▸ TASK OBJECTIVE
Can you format the data as a JSON list of strings, one string per line with blank lines omitted, starting with the line containing "height-axis: 16 12" and going through the line containing "875, 853, 903]", including both?
--- start of RECORDS ---
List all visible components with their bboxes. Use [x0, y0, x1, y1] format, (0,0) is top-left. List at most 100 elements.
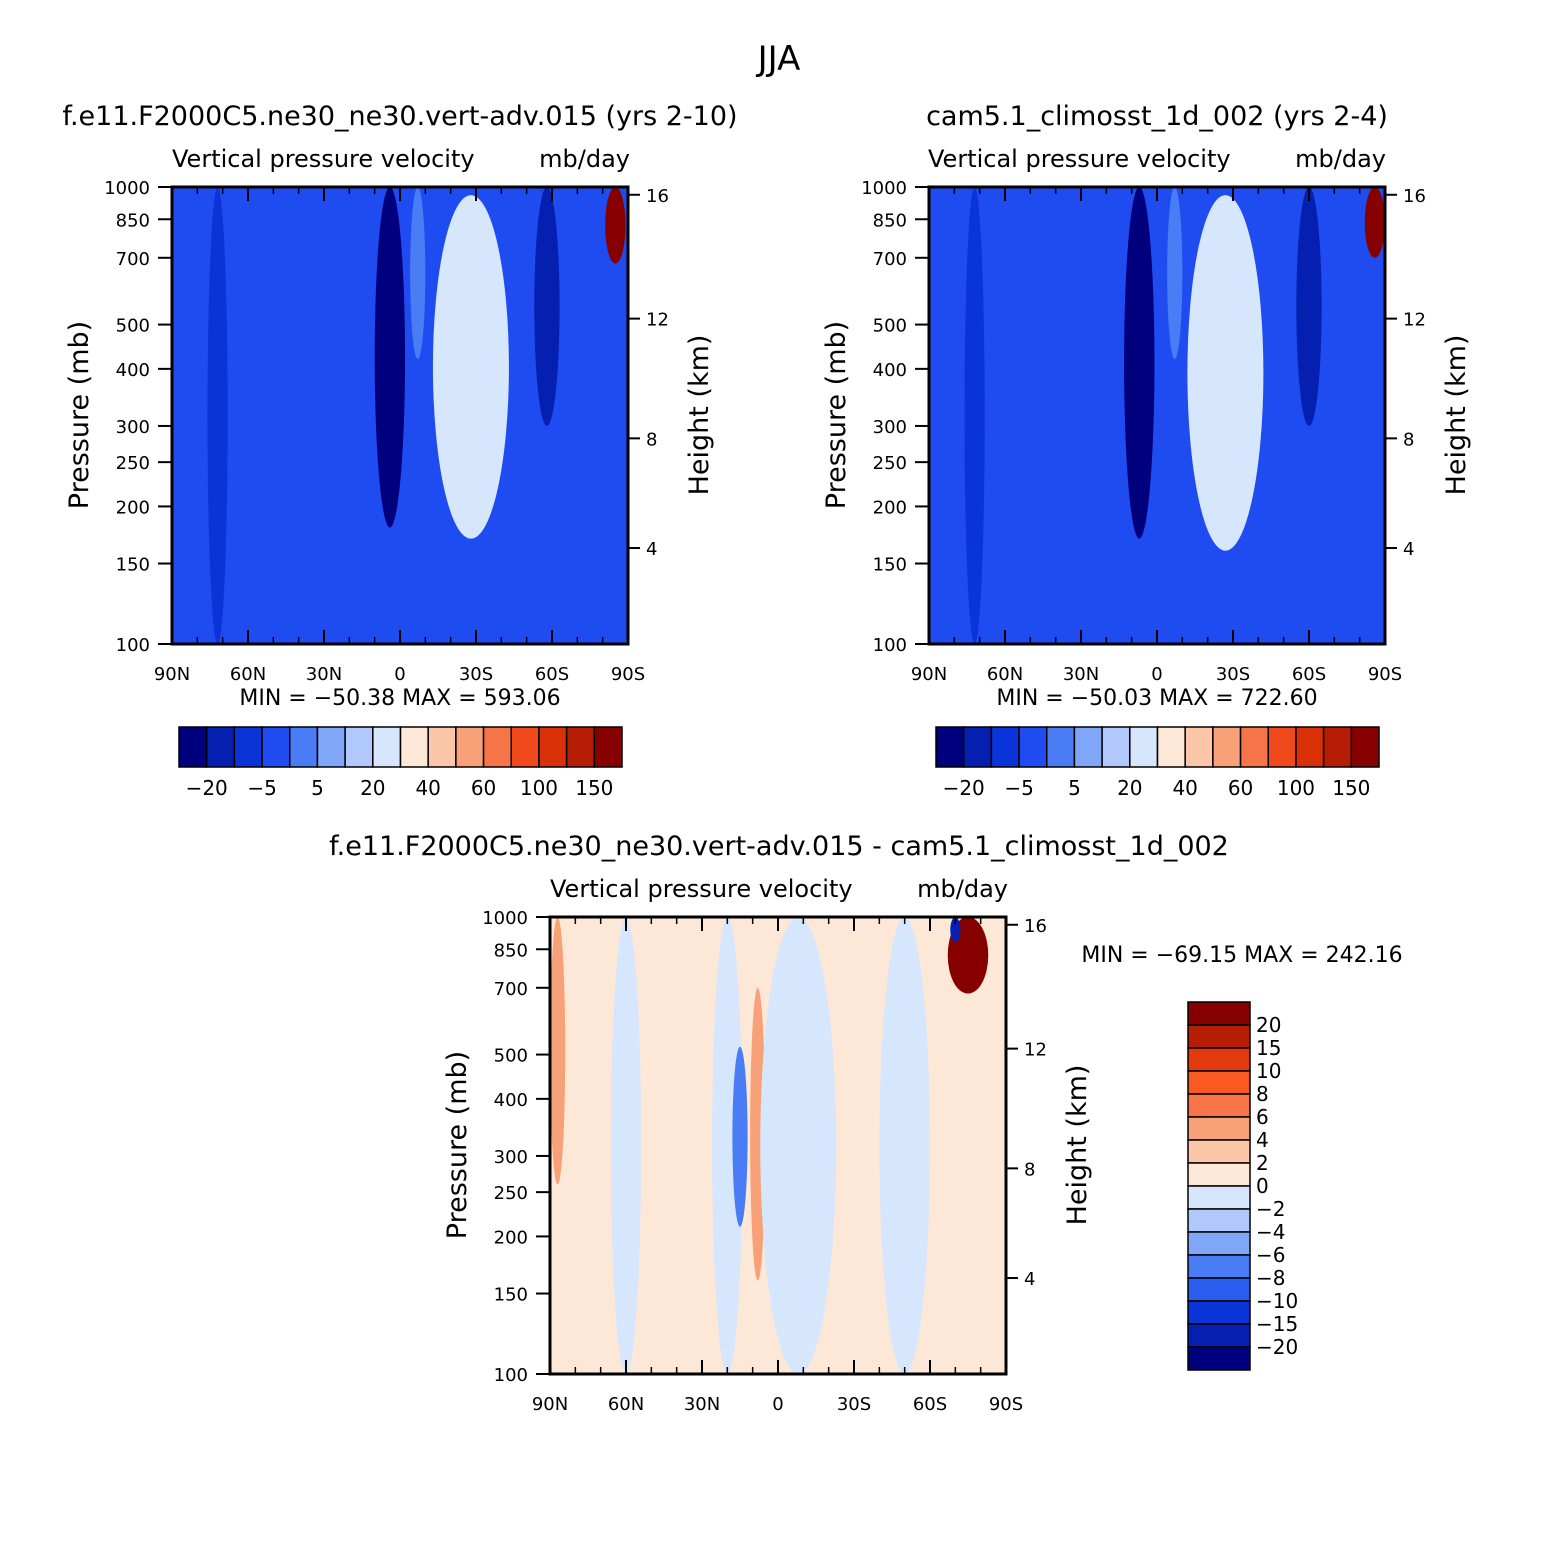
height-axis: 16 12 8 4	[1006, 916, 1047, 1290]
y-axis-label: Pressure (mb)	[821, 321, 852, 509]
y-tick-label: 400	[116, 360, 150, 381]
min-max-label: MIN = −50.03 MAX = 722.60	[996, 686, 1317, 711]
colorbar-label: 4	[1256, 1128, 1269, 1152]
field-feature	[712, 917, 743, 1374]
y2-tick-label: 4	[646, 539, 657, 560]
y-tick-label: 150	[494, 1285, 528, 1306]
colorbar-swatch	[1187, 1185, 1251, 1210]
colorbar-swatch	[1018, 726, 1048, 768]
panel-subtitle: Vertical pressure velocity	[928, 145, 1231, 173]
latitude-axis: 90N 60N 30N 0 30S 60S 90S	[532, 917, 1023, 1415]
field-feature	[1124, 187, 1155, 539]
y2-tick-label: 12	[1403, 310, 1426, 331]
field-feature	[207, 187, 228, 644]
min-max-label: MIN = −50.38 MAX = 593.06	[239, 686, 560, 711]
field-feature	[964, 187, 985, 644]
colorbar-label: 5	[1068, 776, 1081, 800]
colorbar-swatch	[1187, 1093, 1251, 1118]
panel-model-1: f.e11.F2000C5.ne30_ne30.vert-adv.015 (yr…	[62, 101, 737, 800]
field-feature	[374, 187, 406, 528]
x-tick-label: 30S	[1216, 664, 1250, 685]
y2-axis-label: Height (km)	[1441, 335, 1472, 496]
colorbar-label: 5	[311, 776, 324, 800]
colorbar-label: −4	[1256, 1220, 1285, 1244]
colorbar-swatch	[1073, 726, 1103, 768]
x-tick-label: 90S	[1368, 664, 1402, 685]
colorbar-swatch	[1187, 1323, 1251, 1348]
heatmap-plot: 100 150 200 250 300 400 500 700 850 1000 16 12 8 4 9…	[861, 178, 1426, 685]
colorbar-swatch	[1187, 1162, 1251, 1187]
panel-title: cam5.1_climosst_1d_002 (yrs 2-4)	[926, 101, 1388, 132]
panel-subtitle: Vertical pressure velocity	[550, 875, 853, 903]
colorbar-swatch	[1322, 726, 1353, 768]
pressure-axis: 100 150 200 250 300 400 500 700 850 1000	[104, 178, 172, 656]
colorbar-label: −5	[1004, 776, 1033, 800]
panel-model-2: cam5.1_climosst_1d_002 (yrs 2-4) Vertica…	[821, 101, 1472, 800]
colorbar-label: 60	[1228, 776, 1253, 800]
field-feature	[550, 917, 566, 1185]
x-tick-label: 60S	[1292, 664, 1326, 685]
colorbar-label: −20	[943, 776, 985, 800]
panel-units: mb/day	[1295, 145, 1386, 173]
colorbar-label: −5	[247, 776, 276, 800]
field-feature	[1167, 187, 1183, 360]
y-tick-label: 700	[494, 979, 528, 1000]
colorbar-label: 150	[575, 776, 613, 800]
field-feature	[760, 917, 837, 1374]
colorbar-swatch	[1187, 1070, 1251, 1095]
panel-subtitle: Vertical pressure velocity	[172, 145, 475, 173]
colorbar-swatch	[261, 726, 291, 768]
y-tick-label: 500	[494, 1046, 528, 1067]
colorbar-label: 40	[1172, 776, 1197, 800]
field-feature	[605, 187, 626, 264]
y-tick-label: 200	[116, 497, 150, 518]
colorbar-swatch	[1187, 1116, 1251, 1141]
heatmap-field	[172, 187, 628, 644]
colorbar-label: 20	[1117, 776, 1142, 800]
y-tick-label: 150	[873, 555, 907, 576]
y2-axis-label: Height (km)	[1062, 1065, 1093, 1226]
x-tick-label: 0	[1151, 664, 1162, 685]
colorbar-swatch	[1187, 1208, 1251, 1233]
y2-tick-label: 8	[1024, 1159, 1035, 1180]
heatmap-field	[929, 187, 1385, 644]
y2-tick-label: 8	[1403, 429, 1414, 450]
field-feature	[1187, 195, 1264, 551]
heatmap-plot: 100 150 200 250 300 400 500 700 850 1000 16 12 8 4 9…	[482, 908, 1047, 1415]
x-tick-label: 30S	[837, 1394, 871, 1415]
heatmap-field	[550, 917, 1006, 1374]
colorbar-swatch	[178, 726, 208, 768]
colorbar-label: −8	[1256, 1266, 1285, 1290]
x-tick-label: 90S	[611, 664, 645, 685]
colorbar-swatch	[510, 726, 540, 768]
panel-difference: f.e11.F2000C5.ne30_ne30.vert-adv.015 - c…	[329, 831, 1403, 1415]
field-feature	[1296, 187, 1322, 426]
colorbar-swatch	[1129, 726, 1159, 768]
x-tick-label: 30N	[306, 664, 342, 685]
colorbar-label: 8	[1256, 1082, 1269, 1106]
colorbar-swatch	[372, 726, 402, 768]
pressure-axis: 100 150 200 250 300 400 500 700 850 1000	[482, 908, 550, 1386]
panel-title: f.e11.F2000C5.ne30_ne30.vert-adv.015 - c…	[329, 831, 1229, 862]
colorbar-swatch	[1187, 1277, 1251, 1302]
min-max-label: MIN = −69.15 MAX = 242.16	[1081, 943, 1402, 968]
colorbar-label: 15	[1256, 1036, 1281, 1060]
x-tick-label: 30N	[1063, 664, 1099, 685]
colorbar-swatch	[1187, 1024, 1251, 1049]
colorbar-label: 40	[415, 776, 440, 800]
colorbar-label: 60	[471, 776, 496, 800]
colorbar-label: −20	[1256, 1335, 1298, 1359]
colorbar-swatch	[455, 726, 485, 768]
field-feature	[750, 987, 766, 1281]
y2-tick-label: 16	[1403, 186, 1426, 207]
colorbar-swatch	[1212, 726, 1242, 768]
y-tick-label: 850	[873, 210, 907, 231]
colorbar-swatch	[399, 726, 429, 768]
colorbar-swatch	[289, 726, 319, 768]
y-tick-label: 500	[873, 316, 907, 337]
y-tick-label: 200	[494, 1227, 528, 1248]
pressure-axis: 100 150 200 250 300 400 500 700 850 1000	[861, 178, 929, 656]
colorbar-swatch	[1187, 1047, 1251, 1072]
--- end of RECORDS ---
▸ COMPLETE RESPONSE
[
  "height-axis: 16 12 8 4\t[1006, 916, 1047, 1290]",
  "y-axis-label: Pressure (mb)\t[821, 321, 852, 509]",
  "y-tick-label: 400\t[116, 360, 150, 381]",
  "min-max-label: MIN = −50.03 MAX = 722.60\t[996, 686, 1317, 711]",
  "colorbar-label: 4\t[1256, 1128, 1269, 1152]",
  "field-feature\t[712, 917, 743, 1374]",
  "y2-tick-label: 4\t[646, 539, 657, 560]",
  "y-tick-label: 150\t[494, 1285, 528, 1306]",
  "colorbar-swatch\t[1187, 1185, 1251, 1210]",
  "colorbar-swatch\t[1018, 726, 1048, 768]",
  "panel-subtitle: Vertical pressure velocity\t[928, 145, 1231, 173]",
  "latitude-axis: 90N 60N 30N 0 30S 60S 90S\t[532, 917, 1023, 1415]",
  "field-feature\t[1124, 187, 1155, 539]",
  "y2-tick-label: 12\t[1403, 310, 1426, 331]",
  "field-feature\t[207, 187, 228, 644]",
  "min-max-label: MIN = −50.38 MAX = 593.06\t[239, 686, 560, 711]",
  "field-feature\t[964, 187, 985, 644]",
  "colorbar-label: 5\t[1068, 776, 1081, 800]",
  "colorbar-swatch\t[1187, 1093, 1251, 1118]",
  "panel-model-1: f.e11.F2000C5.ne30_ne30.vert-adv.015 (yr…\t[62, 101, 737, 800]",
  "field-feature\t[374, 187, 406, 528]",
  "x-tick-label: 30S\t[1216, 664, 1250, 685]",
  "y2-axis-label: Height (km)\t[1441, 335, 1472, 496]",
  "colorbar-label: 5\t[311, 776, 324, 800]",
  "colorbar-label: −4\t[1256, 1220, 1285, 1244]",
  "colorbar-swatch\t[1073, 726, 1103, 768]",
  "x-tick-label: 90S\t[1368, 664, 1402, 685]",
  "colorbar-swatch\t[1187, 1323, 1251, 1348]",
  "heatmap-plot: 100 150 200 250 300 400 500 700 850 1000 16 12 8 4 9…\t[861, 178, 1426, 685]",
  "colorbar-swatch\t[1187, 1162, 1251, 1187]",
  "panel-title: cam5.1_climosst_1d_002 (yrs 2-4)\t[926, 101, 1388, 132]",
  "panel-subtitle: Vertical pressure velocity\t[550, 875, 853, 903]"
]